# [WORK REQUIRED]
Using the data below, copy every line that contains the word "this".
======== RECORDS SHOWN ========
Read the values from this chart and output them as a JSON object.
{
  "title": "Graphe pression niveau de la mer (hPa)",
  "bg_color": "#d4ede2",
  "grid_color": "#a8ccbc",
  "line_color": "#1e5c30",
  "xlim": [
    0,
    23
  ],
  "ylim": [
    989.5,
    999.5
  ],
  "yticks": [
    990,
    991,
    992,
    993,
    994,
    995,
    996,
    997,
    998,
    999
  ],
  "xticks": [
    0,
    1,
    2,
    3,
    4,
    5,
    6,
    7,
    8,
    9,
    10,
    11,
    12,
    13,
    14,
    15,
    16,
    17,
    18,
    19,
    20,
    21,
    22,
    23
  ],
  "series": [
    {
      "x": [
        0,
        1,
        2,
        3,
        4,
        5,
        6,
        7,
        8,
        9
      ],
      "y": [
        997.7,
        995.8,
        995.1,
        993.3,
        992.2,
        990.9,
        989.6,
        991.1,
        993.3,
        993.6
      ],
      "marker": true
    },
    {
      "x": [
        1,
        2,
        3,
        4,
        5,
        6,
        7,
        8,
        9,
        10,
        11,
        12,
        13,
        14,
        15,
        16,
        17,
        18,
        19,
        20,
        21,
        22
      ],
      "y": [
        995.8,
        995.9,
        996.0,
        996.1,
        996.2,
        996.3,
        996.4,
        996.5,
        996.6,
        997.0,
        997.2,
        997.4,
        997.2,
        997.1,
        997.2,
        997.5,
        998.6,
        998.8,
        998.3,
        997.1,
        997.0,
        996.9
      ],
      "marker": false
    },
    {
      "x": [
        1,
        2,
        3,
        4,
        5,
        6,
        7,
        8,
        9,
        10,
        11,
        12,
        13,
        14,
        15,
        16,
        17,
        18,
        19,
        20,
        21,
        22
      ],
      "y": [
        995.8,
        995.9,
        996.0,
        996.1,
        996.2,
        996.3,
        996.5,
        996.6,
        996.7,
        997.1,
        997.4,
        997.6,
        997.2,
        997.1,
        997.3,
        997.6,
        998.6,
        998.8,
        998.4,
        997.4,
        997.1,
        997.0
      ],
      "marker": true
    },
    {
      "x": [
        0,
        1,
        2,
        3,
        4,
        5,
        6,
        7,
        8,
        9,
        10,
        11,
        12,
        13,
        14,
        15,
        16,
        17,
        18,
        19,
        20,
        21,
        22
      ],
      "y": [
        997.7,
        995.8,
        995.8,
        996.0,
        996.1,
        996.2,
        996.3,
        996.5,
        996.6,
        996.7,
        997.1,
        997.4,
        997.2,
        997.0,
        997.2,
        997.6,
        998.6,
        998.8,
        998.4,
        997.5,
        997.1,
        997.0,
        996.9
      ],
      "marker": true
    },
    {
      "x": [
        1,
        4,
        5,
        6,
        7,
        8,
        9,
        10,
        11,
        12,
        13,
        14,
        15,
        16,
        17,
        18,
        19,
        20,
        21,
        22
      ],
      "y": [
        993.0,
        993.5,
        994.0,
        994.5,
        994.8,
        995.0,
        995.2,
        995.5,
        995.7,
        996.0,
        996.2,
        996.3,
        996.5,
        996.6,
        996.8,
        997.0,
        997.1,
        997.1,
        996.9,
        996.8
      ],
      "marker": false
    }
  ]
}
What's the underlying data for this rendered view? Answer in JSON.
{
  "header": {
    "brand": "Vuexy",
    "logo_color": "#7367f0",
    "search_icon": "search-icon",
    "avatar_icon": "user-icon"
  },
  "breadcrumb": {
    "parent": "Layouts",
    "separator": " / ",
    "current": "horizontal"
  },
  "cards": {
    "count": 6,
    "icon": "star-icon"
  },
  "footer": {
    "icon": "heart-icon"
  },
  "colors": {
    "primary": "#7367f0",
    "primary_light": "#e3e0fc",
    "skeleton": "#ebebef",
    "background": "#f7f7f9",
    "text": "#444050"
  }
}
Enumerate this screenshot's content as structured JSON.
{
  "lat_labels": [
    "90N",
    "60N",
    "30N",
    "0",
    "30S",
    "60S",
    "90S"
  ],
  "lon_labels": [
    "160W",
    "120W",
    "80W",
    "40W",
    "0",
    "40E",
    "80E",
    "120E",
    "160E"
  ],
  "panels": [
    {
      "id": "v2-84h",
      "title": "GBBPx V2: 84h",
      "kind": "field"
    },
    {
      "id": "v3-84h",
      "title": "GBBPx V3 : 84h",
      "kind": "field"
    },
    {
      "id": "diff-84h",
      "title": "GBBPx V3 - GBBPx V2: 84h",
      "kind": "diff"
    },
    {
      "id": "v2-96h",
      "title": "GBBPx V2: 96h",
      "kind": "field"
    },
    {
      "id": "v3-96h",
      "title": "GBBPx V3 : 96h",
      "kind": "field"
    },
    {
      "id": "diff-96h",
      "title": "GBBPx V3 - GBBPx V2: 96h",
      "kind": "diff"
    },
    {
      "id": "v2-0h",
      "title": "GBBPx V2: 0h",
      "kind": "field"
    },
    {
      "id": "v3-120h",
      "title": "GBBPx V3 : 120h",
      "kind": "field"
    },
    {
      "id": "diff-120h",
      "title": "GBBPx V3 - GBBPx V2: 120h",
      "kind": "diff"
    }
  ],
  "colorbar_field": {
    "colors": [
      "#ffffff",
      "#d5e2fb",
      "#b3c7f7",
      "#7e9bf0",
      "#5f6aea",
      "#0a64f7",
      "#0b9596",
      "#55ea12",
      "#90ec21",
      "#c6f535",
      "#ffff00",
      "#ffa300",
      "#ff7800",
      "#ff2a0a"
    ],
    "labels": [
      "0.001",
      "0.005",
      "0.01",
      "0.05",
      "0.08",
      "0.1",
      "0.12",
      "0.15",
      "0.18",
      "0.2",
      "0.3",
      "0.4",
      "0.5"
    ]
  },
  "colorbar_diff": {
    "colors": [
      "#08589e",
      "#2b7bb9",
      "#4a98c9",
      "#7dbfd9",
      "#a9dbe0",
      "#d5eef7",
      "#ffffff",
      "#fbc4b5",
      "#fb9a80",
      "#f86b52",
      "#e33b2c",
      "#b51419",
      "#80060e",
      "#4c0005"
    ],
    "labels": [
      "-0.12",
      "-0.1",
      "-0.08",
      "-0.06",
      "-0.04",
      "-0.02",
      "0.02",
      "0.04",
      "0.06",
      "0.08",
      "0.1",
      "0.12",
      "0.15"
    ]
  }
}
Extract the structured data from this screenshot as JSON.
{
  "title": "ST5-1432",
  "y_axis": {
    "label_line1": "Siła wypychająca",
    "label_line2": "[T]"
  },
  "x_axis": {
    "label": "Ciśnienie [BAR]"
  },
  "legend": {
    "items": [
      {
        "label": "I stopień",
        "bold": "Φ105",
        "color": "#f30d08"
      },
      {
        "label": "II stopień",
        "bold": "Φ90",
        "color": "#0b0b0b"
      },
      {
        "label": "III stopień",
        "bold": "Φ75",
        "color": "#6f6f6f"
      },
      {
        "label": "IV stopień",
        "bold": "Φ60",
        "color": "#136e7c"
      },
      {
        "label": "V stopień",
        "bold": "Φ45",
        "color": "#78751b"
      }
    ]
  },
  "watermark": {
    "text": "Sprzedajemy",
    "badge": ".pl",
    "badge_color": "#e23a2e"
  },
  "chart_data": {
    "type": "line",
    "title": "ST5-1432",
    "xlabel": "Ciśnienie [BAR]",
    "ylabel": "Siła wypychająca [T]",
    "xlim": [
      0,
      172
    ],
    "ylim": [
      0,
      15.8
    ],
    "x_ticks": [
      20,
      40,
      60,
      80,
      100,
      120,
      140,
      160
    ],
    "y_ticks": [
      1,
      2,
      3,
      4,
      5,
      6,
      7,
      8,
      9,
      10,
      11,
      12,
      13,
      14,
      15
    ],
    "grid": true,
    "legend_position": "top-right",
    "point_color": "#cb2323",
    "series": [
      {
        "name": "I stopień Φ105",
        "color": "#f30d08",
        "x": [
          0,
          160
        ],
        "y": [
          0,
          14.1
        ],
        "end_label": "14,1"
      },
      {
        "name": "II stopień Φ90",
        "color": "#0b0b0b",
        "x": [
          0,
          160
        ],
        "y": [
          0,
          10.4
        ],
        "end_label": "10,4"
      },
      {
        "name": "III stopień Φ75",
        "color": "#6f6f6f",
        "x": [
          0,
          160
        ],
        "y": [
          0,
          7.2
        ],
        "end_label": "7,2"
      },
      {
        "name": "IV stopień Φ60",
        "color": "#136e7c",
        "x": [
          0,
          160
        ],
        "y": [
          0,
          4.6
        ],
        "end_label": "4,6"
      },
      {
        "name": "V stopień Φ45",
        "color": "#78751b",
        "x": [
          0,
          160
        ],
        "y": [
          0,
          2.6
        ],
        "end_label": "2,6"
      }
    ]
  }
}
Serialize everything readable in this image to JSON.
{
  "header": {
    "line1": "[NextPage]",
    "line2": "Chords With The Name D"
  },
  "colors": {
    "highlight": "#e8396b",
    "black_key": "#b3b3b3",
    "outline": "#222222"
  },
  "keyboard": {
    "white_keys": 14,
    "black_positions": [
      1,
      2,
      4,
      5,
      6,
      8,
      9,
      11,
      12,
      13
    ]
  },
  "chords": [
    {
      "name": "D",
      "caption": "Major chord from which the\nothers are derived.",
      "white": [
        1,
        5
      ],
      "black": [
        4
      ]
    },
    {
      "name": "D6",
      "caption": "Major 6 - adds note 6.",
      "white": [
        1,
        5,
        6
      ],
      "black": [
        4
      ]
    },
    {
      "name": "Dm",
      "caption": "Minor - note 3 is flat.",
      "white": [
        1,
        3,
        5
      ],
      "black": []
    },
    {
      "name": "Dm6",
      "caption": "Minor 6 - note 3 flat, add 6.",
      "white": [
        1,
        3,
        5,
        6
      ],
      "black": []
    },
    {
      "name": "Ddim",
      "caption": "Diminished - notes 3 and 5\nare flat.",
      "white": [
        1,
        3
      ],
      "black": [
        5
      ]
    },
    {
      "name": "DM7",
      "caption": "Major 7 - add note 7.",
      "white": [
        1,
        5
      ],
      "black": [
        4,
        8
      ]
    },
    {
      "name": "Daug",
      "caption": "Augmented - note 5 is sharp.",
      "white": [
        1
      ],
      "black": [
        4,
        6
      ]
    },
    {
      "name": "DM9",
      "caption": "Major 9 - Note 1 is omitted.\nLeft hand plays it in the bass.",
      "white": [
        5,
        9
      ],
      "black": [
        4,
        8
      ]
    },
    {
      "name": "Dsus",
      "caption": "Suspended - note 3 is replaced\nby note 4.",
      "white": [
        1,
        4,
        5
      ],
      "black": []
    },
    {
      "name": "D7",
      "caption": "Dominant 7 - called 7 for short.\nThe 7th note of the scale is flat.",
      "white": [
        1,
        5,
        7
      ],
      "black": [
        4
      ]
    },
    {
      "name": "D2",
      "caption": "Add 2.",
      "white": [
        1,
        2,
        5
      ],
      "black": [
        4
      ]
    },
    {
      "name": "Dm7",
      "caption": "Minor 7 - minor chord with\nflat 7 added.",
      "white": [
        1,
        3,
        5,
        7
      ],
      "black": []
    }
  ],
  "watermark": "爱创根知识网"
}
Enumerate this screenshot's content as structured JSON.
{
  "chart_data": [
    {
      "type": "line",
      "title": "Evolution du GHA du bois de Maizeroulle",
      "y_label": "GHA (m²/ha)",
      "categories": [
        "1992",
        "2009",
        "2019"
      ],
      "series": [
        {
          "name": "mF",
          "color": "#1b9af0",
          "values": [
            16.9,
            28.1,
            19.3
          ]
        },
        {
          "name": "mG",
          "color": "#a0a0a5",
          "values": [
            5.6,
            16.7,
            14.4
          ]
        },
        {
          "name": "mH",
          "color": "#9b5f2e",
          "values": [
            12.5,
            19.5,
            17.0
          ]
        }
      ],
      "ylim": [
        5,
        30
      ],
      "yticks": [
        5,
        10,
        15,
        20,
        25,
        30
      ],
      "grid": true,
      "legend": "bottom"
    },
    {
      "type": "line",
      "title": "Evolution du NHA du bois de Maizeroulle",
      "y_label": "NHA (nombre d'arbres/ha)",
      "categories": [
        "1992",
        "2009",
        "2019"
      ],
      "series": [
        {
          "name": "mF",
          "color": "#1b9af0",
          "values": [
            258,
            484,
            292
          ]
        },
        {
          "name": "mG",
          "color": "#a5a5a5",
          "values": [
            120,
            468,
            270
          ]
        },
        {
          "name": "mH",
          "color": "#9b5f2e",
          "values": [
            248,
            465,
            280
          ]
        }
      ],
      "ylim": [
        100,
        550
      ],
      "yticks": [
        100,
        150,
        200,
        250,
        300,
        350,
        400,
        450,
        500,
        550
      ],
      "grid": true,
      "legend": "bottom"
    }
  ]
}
========
# [PROBLEM SOLUTION]
Read the values from this chart and output them as a JSON object.
What's the underlying data for this rendered view? Answer in JSON.
Enumerate this screenshot's content as structured JSON.
Extract the structured data from this screenshot as JSON.
Serialize everything readable in this image to JSON.
Enumerate this screenshot's content as structured JSON.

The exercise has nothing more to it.